▶ [What is expected] Write out each entry, exactly the way it appears.

********************

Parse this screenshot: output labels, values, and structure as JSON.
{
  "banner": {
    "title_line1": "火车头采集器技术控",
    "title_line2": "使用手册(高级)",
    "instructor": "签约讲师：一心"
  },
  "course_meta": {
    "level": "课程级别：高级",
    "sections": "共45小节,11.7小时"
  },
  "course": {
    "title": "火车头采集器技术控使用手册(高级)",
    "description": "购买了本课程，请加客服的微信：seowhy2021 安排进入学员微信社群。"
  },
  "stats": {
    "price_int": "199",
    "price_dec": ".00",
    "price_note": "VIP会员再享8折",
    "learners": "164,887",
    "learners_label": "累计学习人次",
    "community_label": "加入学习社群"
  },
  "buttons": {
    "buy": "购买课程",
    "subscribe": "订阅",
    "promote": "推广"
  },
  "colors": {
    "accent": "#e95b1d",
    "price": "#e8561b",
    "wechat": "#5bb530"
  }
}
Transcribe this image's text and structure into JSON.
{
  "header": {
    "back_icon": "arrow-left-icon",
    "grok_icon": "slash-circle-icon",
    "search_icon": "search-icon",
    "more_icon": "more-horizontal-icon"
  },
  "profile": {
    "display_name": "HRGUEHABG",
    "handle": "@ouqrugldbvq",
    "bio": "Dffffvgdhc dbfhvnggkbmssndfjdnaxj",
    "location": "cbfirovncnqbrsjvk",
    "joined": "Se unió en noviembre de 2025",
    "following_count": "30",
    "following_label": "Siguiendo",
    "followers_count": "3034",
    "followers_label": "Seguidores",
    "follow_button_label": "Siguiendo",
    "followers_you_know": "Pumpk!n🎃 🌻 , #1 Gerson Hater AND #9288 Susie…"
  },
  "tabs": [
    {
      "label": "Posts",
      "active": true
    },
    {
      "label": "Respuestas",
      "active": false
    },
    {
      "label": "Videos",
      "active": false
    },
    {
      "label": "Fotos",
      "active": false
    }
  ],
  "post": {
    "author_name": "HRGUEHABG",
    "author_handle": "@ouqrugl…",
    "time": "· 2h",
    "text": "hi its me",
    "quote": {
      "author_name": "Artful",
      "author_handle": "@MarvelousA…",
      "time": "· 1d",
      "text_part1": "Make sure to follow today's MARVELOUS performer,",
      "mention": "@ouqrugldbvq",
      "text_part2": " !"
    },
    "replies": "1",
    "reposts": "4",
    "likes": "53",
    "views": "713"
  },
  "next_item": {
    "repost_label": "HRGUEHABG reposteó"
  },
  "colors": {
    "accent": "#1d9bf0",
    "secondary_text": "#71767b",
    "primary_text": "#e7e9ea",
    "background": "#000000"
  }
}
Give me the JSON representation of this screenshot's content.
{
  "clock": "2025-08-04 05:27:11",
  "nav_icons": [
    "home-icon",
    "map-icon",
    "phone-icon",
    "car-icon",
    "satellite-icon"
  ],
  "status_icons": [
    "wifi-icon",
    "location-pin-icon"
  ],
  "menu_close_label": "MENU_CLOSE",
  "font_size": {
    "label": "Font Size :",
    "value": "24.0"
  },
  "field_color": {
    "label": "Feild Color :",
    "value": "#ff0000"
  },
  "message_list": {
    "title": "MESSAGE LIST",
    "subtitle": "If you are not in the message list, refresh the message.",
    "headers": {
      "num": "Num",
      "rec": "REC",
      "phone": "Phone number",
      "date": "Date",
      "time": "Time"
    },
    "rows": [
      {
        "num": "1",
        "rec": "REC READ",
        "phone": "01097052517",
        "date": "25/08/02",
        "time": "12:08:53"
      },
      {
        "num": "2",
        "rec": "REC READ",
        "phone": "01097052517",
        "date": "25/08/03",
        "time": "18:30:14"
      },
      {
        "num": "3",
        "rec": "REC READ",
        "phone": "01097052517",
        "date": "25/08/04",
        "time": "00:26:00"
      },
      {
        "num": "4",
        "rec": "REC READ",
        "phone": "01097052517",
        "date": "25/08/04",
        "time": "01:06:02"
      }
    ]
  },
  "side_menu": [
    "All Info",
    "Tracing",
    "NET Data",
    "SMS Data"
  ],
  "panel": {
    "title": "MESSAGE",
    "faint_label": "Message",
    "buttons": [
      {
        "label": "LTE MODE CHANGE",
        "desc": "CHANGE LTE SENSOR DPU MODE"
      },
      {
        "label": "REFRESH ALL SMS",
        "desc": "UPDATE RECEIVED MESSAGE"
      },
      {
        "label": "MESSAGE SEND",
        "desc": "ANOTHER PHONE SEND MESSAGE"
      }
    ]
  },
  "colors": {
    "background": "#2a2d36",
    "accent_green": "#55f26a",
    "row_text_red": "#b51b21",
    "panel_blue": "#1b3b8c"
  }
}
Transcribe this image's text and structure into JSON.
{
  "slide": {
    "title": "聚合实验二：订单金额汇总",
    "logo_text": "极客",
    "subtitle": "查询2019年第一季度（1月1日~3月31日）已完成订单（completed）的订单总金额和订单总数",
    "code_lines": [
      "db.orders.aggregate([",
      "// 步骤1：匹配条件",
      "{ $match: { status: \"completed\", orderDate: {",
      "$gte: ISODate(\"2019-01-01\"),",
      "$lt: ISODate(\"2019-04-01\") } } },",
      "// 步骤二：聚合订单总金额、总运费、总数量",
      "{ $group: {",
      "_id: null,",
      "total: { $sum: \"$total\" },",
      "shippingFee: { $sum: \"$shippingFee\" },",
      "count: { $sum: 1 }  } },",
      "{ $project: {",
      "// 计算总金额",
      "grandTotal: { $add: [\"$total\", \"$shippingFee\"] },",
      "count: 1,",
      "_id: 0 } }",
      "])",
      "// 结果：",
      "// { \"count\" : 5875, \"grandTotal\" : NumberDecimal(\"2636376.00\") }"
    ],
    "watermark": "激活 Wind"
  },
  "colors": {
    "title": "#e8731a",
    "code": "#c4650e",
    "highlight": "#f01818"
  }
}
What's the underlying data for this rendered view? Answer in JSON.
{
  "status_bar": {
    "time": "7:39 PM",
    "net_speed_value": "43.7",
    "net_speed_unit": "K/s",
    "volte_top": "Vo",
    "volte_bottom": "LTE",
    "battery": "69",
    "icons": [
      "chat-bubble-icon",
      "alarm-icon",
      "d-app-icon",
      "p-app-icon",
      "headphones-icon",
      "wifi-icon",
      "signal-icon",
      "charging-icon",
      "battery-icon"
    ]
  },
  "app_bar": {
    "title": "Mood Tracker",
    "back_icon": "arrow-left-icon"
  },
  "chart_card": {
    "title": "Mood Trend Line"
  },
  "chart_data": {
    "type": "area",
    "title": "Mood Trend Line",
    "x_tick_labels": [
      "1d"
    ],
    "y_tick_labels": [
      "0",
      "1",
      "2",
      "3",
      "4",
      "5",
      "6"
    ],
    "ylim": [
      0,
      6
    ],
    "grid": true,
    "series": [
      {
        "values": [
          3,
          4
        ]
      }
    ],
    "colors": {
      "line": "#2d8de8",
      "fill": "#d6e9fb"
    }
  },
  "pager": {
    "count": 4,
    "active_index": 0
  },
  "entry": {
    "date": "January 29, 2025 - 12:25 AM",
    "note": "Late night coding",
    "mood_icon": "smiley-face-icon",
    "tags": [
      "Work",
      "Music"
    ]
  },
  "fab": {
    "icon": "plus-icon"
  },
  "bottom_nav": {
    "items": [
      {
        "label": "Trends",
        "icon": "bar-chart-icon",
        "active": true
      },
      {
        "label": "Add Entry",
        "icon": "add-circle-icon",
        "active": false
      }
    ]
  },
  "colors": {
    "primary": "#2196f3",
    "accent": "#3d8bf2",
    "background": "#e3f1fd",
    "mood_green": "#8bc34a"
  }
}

********************

▶ [Task solution]
Parse this screenshot: output labels, values, and structure as JSON.
{
  "banner": {
    "title_line1": "火车头采集器技术控",
    "title_line2": "使用手册(高级)",
    "instructor": "签约讲师：一心"
  },
  "course_meta": {
    "level": "课程级别：高级",
    "sections": "共45小节,11.7小时"
  },
  "course": {
    "title": "火车头采集器技术控使用手册(高级)",
    "description": "购买了本课程，请加客服的微信：seowhy2021 安排进入学员微信社群。"
  },
  "stats": {
    "price_int": "199",
    "price_dec": ".00",
    "price_note": "VIP会员再享8折",
    "learners": "164,887",
    "learners_label": "累计学习人次",
    "community_label": "加入学习社群"
  },
  "buttons": {
    "buy": "购买课程",
    "subscribe": "订阅",
    "promote": "推广"
  },
  "colors": {
    "accent": "#e95b1d",
    "price": "#e8561b",
    "wechat": "#5bb530"
  }
}
Transcribe this image's text and structure into JSON.
{
  "header": {
    "back_icon": "arrow-left-icon",
    "grok_icon": "slash-circle-icon",
    "search_icon": "search-icon",
    "more_icon": "more-horizontal-icon"
  },
  "profile": {
    "display_name": "HRGUEHABG",
    "handle": "@ouqrugldbvq",
    "bio": "Dffffvgdhc dbfhvnggkbmssndfjdnaxj",
    "location": "cbfirovncnqbrsjvk",
    "joined": "Se unió en noviembre de 2025",
    "following_count": "30",
    "following_label": "Siguiendo",
    "followers_count": "3034",
    "followers_label": "Seguidores",
    "follow_button_label": "Siguiendo",
    "followers_you_know": "Pumpk!n🎃 🌻 , #1 Gerson Hater AND #9288 Susie…"
  },
  "tabs": [
    {
      "label": "Posts",
      "active": true
    },
    {
      "label": "Respuestas",
      "active": false
    },
    {
      "label": "Videos",
      "active": false
    },
    {
      "label": "Fotos",
      "active": false
    }
  ],
  "post": {
    "author_name": "HRGUEHABG",
    "author_handle": "@ouqrugl…",
    "time": "· 2h",
    "text": "hi its me",
    "quote": {
      "author_name": "Artful",
      "author_handle": "@MarvelousA…",
      "time": "· 1d",
      "text_part1": "Make sure to follow today's MARVELOUS performer,",
      "mention": "@ouqrugldbvq",
      "text_part2": " !"
    },
    "replies": "1",
    "reposts": "4",
    "likes": "53",
    "views": "713"
  },
  "next_item": {
    "repost_label": "HRGUEHABG reposteó"
  },
  "colors": {
    "accent": "#1d9bf0",
    "secondary_text": "#71767b",
    "primary_text": "#e7e9ea",
    "background": "#000000"
  }
}
Give me the JSON representation of this screenshot's content.
{
  "clock": "2025-08-04 05:27:11",
  "nav_icons": [
    "home-icon",
    "map-icon",
    "phone-icon",
    "car-icon",
    "satellite-icon"
  ],
  "status_icons": [
    "wifi-icon",
    "location-pin-icon"
  ],
  "menu_close_label": "MENU_CLOSE",
  "font_size": {
    "label": "Font Size :",
    "value": "24.0"
  },
  "field_color": {
    "label": "Feild Color :",
    "value": "#ff0000"
  },
  "message_list": {
    "title": "MESSAGE LIST",
    "subtitle": "If you are not in the message list, refresh the message.",
    "headers": {
      "num": "Num",
      "rec": "REC",
      "phone": "Phone number",
      "date": "Date",
      "time": "Time"
    },
    "rows": [
      {
        "num": "1",
        "rec": "REC READ",
        "phone": "01097052517",
        "date": "25/08/02",
        "time": "12:08:53"
      },
      {
        "num": "2",
        "rec": "REC READ",
        "phone": "01097052517",
        "date": "25/08/03",
        "time": "18:30:14"
      },
      {
        "num": "3",
        "rec": "REC READ",
        "phone": "01097052517",
        "date": "25/08/04",
        "time": "00:26:00"
      },
      {
        "num": "4",
        "rec": "REC READ",
        "phone": "01097052517",
        "date": "25/08/04",
        "time": "01:06:02"
      }
    ]
  },
  "side_menu": [
    "All Info",
    "Tracing",
    "NET Data",
    "SMS Data"
  ],
  "panel": {
    "title": "MESSAGE",
    "faint_label": "Message",
    "buttons": [
      {
        "label": "LTE MODE CHANGE",
        "desc": "CHANGE LTE SENSOR DPU MODE"
      },
      {
        "label": "REFRESH ALL SMS",
        "desc": "UPDATE RECEIVED MESSAGE"
      },
      {
        "label": "MESSAGE SEND",
        "desc": "ANOTHER PHONE SEND MESSAGE"
      }
    ]
  },
  "colors": {
    "background": "#2a2d36",
    "accent_green": "#55f26a",
    "row_text_red": "#b51b21",
    "panel_blue": "#1b3b8c"
  }
}
Transcribe this image's text and structure into JSON.
{
  "slide": {
    "title": "聚合实验二：订单金额汇总",
    "logo_text": "极客",
    "subtitle": "查询2019年第一季度（1月1日~3月31日）已完成订单（completed）的订单总金额和订单总数",
    "code_lines": [
      "db.orders.aggregate([",
      "// 步骤1：匹配条件",
      "{ $match: { status: \"completed\", orderDate: {",
      "$gte: ISODate(\"2019-01-01\"),",
      "$lt: ISODate(\"2019-04-01\") } } },",
      "// 步骤二：聚合订单总金额、总运费、总数量",
      "{ $group: {",
      "_id: null,",
      "total: { $sum: \"$total\" },",
      "shippingFee: { $sum: \"$shippingFee\" },",
      "count: { $sum: 1 }  } },",
      "{ $project: {",
      "// 计算总金额",
      "grandTotal: { $add: [\"$total\", \"$shippingFee\"] },",
      "count: 1,",
      "_id: 0 } }",
      "])",
      "// 结果：",
      "// { \"count\" : 5875, \"grandTotal\" : NumberDecimal(\"2636376.00\") }"
    ],
    "watermark": "激活 Wind"
  },
  "colors": {
    "title": "#e8731a",
    "code": "#c4650e",
    "highlight": "#f01818"
  }
}
What's the underlying data for this rendered view? Answer in JSON.
{
  "status_bar": {
    "time": "7:39 PM",
    "net_speed_value": "43.7",
    "net_speed_unit": "K/s",
    "volte_top": "Vo",
    "volte_bottom": "LTE",
    "battery": "69",
    "icons": [
      "chat-bubble-icon",
      "alarm-icon",
      "d-app-icon",
      "p-app-icon",
      "headphones-icon",
      "wifi-icon",
      "signal-icon",
      "charging-icon",
      "battery-icon"
    ]
  },
  "app_bar": {
    "title": "Mood Tracker",
    "back_icon": "arrow-left-icon"
  },
  "chart_card": {
    "title": "Mood Trend Line"
  },
  "chart_data": {
    "type": "area",
    "title": "Mood Trend Line",
    "x_tick_labels": [
      "1d"
    ],
    "y_tick_labels": [
      "0",
      "1",
      "2",
      "3",
      "4",
      "5",
      "6"
    ],
    "ylim": [
      0,
      6
    ],
    "grid": true,
    "series": [
      {
        "values": [
          3,
          4
        ]
      }
    ],
    "colors": {
      "line": "#2d8de8",
      "fill": "#d6e9fb"
    }
  },
  "pager": {
    "count": 4,
    "active_index": 0
  },
  "entry": {
    "date": "January 29, 2025 - 12:25 AM",
    "note": "Late night coding",
    "mood_icon": "smiley-face-icon",
    "tags": [
      "Work",
      "Music"
    ]
  },
  "fab": {
    "icon": "plus-icon"
  },
  "bottom_nav": {
    "items": [
      {
        "label": "Trends",
        "icon": "bar-chart-icon",
        "active": true
      },
      {
        "label": "Add Entry",
        "icon": "add-circle-icon",
        "active": false
      }
    ]
  },
  "colors": {
    "primary": "#2196f3",
    "accent": "#3d8bf2",
    "background": "#e3f1fd",
    "mood_green": "#8bc34a"
  }
}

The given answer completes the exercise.